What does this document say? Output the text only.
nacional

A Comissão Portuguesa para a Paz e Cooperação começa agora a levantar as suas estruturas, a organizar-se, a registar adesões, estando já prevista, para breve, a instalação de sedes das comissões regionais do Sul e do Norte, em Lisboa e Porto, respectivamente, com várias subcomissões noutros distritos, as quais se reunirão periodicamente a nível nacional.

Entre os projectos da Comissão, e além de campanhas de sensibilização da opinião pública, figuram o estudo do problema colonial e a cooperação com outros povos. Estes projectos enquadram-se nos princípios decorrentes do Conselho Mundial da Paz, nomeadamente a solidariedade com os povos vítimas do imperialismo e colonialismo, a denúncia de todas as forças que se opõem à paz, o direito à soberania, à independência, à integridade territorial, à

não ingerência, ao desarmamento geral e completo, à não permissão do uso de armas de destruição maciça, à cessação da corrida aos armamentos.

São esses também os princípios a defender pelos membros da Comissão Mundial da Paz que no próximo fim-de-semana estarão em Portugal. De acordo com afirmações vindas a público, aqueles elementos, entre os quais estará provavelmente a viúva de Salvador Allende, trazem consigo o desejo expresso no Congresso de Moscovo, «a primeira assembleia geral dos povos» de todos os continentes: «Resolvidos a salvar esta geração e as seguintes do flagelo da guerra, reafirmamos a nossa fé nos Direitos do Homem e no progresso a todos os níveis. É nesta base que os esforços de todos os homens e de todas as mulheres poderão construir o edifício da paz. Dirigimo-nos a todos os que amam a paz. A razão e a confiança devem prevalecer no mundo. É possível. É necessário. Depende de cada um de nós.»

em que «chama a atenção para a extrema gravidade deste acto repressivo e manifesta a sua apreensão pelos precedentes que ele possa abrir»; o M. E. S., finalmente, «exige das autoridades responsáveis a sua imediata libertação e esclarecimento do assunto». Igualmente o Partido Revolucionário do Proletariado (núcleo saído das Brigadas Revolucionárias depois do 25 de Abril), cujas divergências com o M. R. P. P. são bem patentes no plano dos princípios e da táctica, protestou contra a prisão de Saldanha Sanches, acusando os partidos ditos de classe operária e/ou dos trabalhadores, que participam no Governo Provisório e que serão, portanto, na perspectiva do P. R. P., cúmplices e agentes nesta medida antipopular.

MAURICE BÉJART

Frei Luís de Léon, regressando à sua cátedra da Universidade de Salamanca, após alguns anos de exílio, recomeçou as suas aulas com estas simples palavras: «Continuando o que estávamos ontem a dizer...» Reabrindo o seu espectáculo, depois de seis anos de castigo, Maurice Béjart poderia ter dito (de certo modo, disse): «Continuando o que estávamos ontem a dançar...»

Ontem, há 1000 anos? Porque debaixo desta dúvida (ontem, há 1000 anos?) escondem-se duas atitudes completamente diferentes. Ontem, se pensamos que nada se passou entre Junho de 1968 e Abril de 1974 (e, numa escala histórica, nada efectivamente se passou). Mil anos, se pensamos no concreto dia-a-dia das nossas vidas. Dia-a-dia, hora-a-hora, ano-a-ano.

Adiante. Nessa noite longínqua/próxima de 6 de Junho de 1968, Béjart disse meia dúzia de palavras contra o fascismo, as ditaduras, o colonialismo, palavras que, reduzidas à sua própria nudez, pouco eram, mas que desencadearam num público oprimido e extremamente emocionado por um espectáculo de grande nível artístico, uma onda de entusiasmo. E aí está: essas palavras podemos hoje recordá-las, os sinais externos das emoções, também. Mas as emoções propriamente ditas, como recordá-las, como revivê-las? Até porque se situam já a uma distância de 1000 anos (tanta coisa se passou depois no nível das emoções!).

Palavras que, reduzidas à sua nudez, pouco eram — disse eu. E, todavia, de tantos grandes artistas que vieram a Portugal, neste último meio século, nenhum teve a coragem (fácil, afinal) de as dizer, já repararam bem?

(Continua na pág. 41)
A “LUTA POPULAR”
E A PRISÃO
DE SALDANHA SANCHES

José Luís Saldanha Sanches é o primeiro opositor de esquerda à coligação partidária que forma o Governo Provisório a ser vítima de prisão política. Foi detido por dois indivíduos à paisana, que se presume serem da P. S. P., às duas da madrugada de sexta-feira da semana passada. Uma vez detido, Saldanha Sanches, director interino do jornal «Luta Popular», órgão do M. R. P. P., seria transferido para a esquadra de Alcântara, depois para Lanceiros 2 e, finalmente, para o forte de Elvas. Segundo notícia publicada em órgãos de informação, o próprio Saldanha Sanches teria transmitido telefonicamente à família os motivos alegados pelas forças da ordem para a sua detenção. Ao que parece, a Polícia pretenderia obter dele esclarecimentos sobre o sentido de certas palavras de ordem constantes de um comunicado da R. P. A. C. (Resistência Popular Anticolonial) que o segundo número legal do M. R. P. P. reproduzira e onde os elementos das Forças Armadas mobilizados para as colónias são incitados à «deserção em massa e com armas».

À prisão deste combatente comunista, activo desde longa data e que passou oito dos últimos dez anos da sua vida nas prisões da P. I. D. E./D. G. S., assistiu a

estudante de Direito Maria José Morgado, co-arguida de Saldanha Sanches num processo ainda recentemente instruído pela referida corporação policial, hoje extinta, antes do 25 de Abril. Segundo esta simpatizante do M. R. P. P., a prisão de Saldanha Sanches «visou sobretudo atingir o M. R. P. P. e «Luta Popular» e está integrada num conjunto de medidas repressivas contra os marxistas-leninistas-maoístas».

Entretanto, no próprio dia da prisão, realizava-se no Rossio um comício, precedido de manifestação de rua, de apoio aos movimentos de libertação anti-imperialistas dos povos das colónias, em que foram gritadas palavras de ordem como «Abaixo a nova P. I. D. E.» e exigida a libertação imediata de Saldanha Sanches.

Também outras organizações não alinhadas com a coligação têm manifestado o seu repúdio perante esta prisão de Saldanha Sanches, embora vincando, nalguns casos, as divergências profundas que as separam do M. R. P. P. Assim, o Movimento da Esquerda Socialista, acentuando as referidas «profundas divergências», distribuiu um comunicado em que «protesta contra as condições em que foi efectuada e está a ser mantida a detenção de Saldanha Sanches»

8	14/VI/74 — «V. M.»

### GIVEN TASK
Extract each line from the listing that holds the word "nacional".

### OUTPUT FOR THIS TASK
nacional
A Comissão Portuguesa para a Paz e Cooperação começa agora a levantar as suas estruturas, a organizar-se, a registar adesões, estando já prevista, para breve, a instalação de sedes das comissões regionais do Sul e do Norte, em Lisboa e Porto, respectivamente, com várias subcomissões noutros distritos, as quais se reunirão periodicamente a nível nacional.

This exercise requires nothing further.